- Required task
Copy the lines of every item below verbatim, omitting the pictures from your answer.

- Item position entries
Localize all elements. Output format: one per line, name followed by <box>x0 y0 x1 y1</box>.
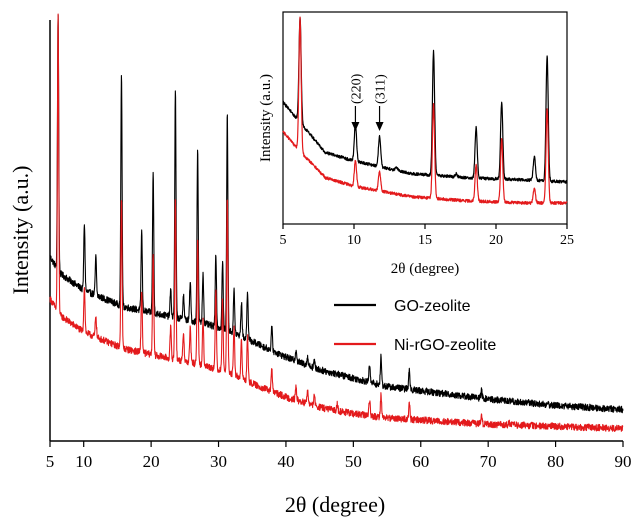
main-x-tick-label: 40 <box>277 452 294 471</box>
annotation-arrowhead <box>351 122 360 131</box>
main-y-axis-title: Intensity (a.u.) <box>8 166 33 295</box>
inset-plot: 5 10 15 20 25 (220) (311) 2θ (degree) Intensi… <box>258 11 574 277</box>
main-x-tick-label: 80 <box>547 452 564 471</box>
inset-series-go-zeolite <box>282 16 568 184</box>
main-x-axis-title: 2θ (degree) <box>285 492 385 517</box>
inset-y-axis-title: Intensity (a.u.) <box>258 74 274 162</box>
main-x-tick-label: 20 <box>143 452 160 471</box>
main-x-ticks: 5 10 20 30 40 50 60 70 80 90 <box>46 441 632 471</box>
annotation-arrowhead <box>375 122 384 131</box>
annotation-311: (311) <box>374 74 389 131</box>
main-x-tick-label: 50 <box>345 452 362 471</box>
inset-x-ticks: 5 10 15 20 25 <box>280 224 574 248</box>
annotation-220: (220) <box>349 73 364 131</box>
inset-x-axis-title: 2θ (degree) <box>391 261 459 277</box>
inset-series <box>282 16 568 206</box>
main-x-tick-label: 30 <box>210 452 227 471</box>
inset-series-ni-rgo-zeolite <box>282 16 568 206</box>
main-series-ni-rgo-zeolite <box>49 13 624 432</box>
main-x-tick-label: 10 <box>75 452 92 471</box>
main-x-tick-label: 60 <box>412 452 429 471</box>
inset-x-tick-label: 20 <box>489 233 503 248</box>
main-x-tick-label: 90 <box>615 452 632 471</box>
inset-x-tick-label: 25 <box>560 233 574 248</box>
annotation-label: (220) <box>349 73 364 104</box>
annotation-label: (311) <box>374 74 389 104</box>
legend-label-go-zeolite: GO-zeolite <box>394 298 471 315</box>
main-series-go-zeolite <box>49 14 624 414</box>
main-plot: 5 10 20 30 40 50 60 70 80 90 2θ (degree) Intensit… <box>8 13 632 517</box>
inset-frame <box>282 11 568 225</box>
main-x-tick-label: 5 <box>46 452 55 471</box>
main-x-tick-label: 70 <box>480 452 497 471</box>
inset-x-tick-label: 5 <box>280 233 287 248</box>
inset-x-tick-label: 15 <box>418 233 432 248</box>
inset-x-tick-label: 10 <box>347 233 361 248</box>
main-series <box>49 13 624 432</box>
legend-label-ni-rgo-zeolite: Ni-rGO-zeolite <box>394 337 496 354</box>
legend: GO-zeolite Ni-rGO-zeolite <box>334 298 496 354</box>
inset-annotations: (220) (311) <box>349 73 389 131</box>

- Task result
Localize all elements. Output format: one per line, name followed by <box>x0 y0 x1 y1</box>.
main-x-tick-label: 40 <box>277 452 294 471</box>
annotation-arrowhead <box>351 122 360 131</box>
main-y-axis-title: Intensity (a.u.) <box>8 166 33 295</box>
inset-plot: 5 10 15 20 25 (220) (311) 2θ (degree) Intensi… <box>258 11 574 277</box>
main-x-tick-label: 80 <box>547 452 564 471</box>
inset-series-go-zeolite <box>282 16 568 184</box>
main-x-axis-title: 2θ (degree) <box>285 492 385 517</box>
inset-y-axis-title: Intensity (a.u.) <box>258 74 274 162</box>
main-x-tick-label: 20 <box>143 452 160 471</box>
main-x-ticks: 5 10 20 30 40 50 60 70 80 90 <box>46 441 632 471</box>
annotation-arrowhead <box>375 122 384 131</box>
annotation-311: (311) <box>374 74 389 131</box>
main-x-tick-label: 50 <box>345 452 362 471</box>
inset-x-ticks: 5 10 15 20 25 <box>280 224 574 248</box>
annotation-220: (220) <box>349 73 364 131</box>
inset-x-axis-title: 2θ (degree) <box>391 261 459 277</box>
inset-series <box>282 16 568 206</box>
main-x-tick-label: 30 <box>210 452 227 471</box>
inset-series-ni-rgo-zeolite <box>282 16 568 206</box>
main-series-ni-rgo-zeolite <box>49 13 624 432</box>
main-x-tick-label: 10 <box>75 452 92 471</box>
main-x-tick-label: 60 <box>412 452 429 471</box>
inset-x-tick-label: 20 <box>489 233 503 248</box>
main-x-tick-label: 90 <box>615 452 632 471</box>
inset-x-tick-label: 25 <box>560 233 574 248</box>
annotation-label: (220) <box>349 73 364 104</box>
annotation-label: (311) <box>374 74 389 104</box>
legend-label-go-zeolite: GO-zeolite <box>394 298 471 315</box>
main-series-go-zeolite <box>49 14 624 414</box>
main-plot: 5 10 20 30 40 50 60 70 80 90 2θ (degree) Intensit… <box>8 13 632 517</box>
inset-frame <box>282 11 568 225</box>
main-x-tick-label: 5 <box>46 452 55 471</box>
main-x-tick-label: 70 <box>480 452 497 471</box>
inset-x-tick-label: 5 <box>280 233 287 248</box>
inset-x-tick-label: 15 <box>418 233 432 248</box>
inset-x-tick-label: 10 <box>347 233 361 248</box>
main-series <box>49 13 624 432</box>
legend-label-ni-rgo-zeolite: Ni-rGO-zeolite <box>394 337 496 354</box>
legend: GO-zeolite Ni-rGO-zeolite <box>334 298 496 354</box>
inset-annotations: (220) (311) <box>349 73 389 131</box>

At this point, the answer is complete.